PROBLEM TO SOLVE:
Search the listing below for the word "category" and copy each line that holds it.

-------------------------

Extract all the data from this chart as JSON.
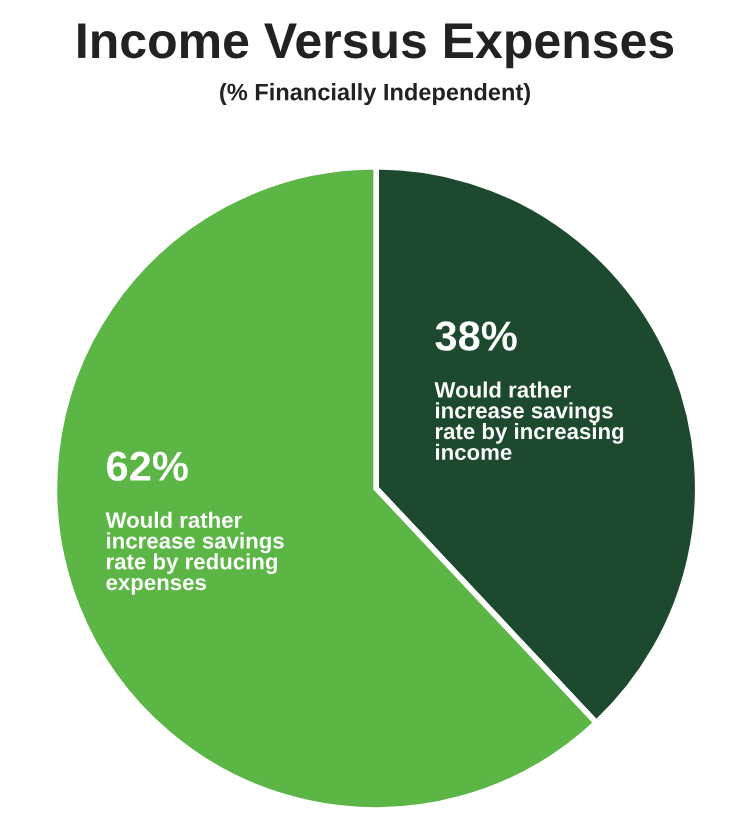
{
  "chart_data": {
    "type": "pie",
    "title": "Income Versus Expenses",
    "subtitle": "(% Financially Independent)",
    "categories": [
      "Would rather\nincrease savings\nrate by increasing\nincome",
      "Would rather\nincrease savings\nrate by reducing\nexpenses"
    ],
    "values": [
      38,
      62
    ],
    "value_labels": [
      "38%",
      "62%"
    ],
    "colors": [
      "#1d4a2f",
      "#5cb646"
    ]
  }
}
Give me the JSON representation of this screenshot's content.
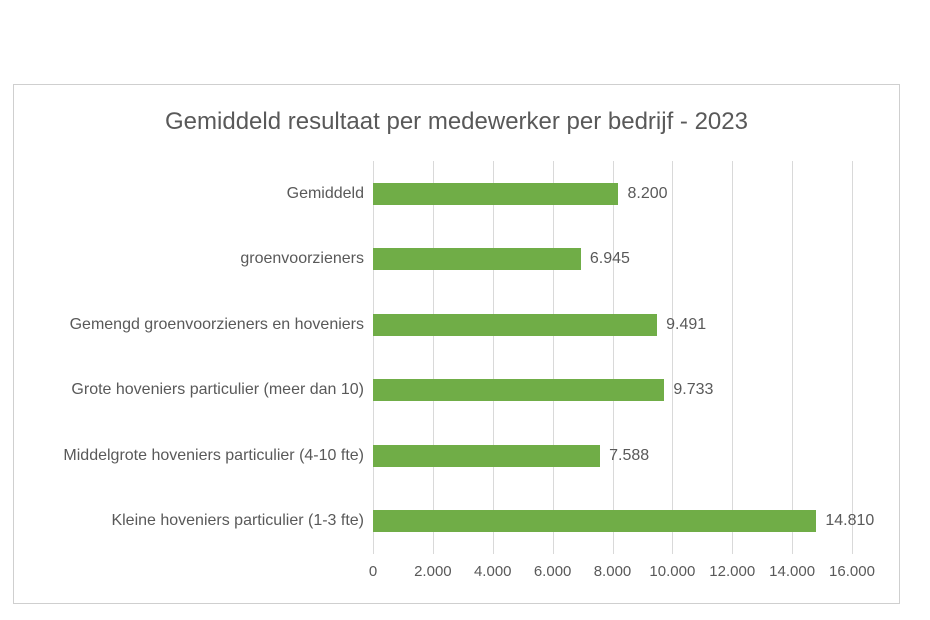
{
  "chart_data": {
    "type": "bar",
    "orientation": "horizontal",
    "title": "Gemiddeld resultaat per medewerker per bedrijf - 2023",
    "categories": [
      "Gemiddeld",
      "groenvoorzieners",
      "Gemengd groenvoorzieners en hoveniers",
      "Grote hoveniers particulier (meer dan 10)",
      "Middelgrote hoveniers particulier (4-10 fte)",
      "Kleine hoveniers particulier (1-3 fte)"
    ],
    "values": [
      8200,
      6945,
      9491,
      9733,
      7588,
      14810
    ],
    "value_labels": [
      "8.200",
      "6.945",
      "9.491",
      "9.733",
      "7.588",
      "14.810"
    ],
    "xlim": [
      0,
      16000
    ],
    "x_ticks": [
      0,
      2000,
      4000,
      6000,
      8000,
      10000,
      12000,
      14000,
      16000
    ],
    "x_tick_labels": [
      "0",
      "2.000",
      "4.000",
      "6.000",
      "8.000",
      "10.000",
      "12.000",
      "14.000",
      "16.000"
    ],
    "xlabel": "",
    "ylabel": "",
    "grid": true,
    "legend": false,
    "colors": {
      "bar": "#70AD47",
      "gridline": "#D9D9D9",
      "text": "#595959",
      "frame_border": "#CFCFCF",
      "background": "#FFFFFF"
    }
  }
}
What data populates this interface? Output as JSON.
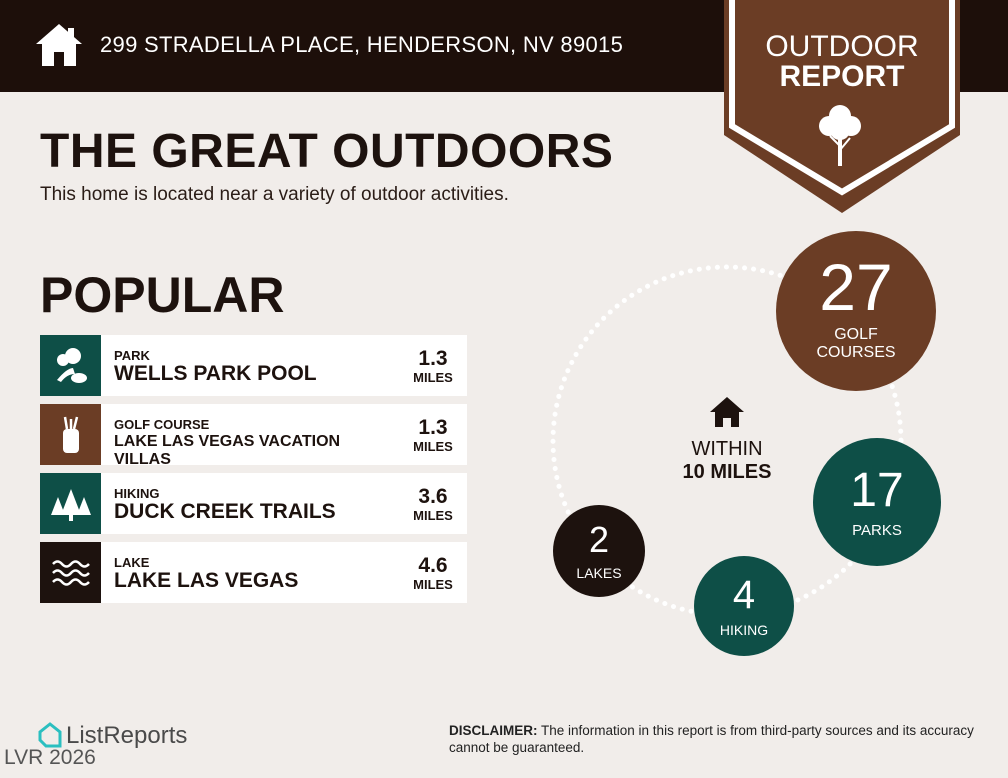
{
  "header": {
    "address": "299 STRADELLA PLACE, HENDERSON, NV 89015",
    "home_icon": "house-icon"
  },
  "badge": {
    "line1": "OUTDOOR",
    "line2": "REPORT",
    "icon": "tree-icon"
  },
  "colors": {
    "header": "#1d0f0a",
    "brown": "#6b3d25",
    "teal": "#0e4f47",
    "dark": "#1d120e",
    "background": "#f1edea"
  },
  "title": "THE GREAT OUTDOORS",
  "subtitle": "This home is located near a variety of outdoor activities.",
  "popular": {
    "heading": "POPULAR",
    "items": [
      {
        "category": "PARK",
        "name": "WELLS PARK POOL",
        "distance": "1.3",
        "unit": "MILES",
        "icon": "park-icon"
      },
      {
        "category": "GOLF COURSE",
        "name": "LAKE LAS VEGAS VACATION VILLAS",
        "distance": "1.3",
        "unit": "MILES",
        "icon": "golf-bag-icon"
      },
      {
        "category": "HIKING",
        "name": "DUCK CREEK TRAILS",
        "distance": "3.6",
        "unit": "MILES",
        "icon": "pine-trees-icon"
      },
      {
        "category": "LAKE",
        "name": "LAKE LAS VEGAS",
        "distance": "4.6",
        "unit": "MILES",
        "icon": "waves-icon"
      }
    ]
  },
  "radius": {
    "line1": "WITHIN",
    "line2": "10 MILES"
  },
  "counts": [
    {
      "value": "27",
      "label1": "GOLF",
      "label2": "COURSES"
    },
    {
      "value": "17",
      "label1": "PARKS",
      "label2": ""
    },
    {
      "value": "4",
      "label1": "HIKING",
      "label2": ""
    },
    {
      "value": "2",
      "label1": "LAKES",
      "label2": ""
    }
  ],
  "footer": {
    "brand": "ListReports",
    "watermark": "LVR 2026",
    "disclaimer_label": "DISCLAIMER:",
    "disclaimer_text": " The information in this report is from third-party sources and its accuracy cannot be guaranteed."
  }
}
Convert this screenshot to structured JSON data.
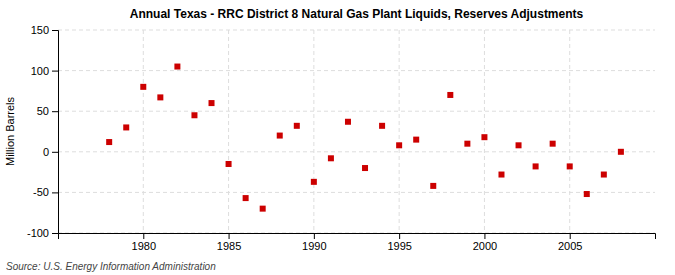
{
  "chart_data": {
    "type": "scatter",
    "title": "Annual Texas - RRC District 8 Natural Gas Plant Liquids, Reserves Adjustments",
    "y_label": "Million Barrels",
    "source": "Source: U.S. Energy Information Administration",
    "x": [
      1978,
      1979,
      1980,
      1981,
      1982,
      1983,
      1984,
      1985,
      1986,
      1987,
      1988,
      1989,
      1990,
      1991,
      1992,
      1993,
      1994,
      1995,
      1996,
      1997,
      1998,
      1999,
      2000,
      2001,
      2002,
      2003,
      2004,
      2005,
      2006,
      2007,
      2008
    ],
    "values": [
      12,
      30,
      80,
      67,
      105,
      45,
      60,
      -15,
      -57,
      -70,
      20,
      32,
      -37,
      -8,
      37,
      -20,
      32,
      8,
      15,
      -42,
      70,
      10,
      18,
      -28,
      8,
      -18,
      10,
      -18,
      -52,
      -28,
      0
    ],
    "color": "#cc0000",
    "marker": "square",
    "xlim": [
      1975,
      2010
    ],
    "xticks": [
      1980,
      1985,
      1990,
      1995,
      2000,
      2005
    ],
    "ylim": [
      -100,
      150
    ],
    "yticks": [
      -100,
      -50,
      0,
      50,
      100,
      150
    ],
    "grid": true
  }
}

-------------------------

CORRECT RESPONSE:
        "category": "PARK",
        "category": "GOLF COURSE",
        "category": "HIKING",
        "category": "LAKE",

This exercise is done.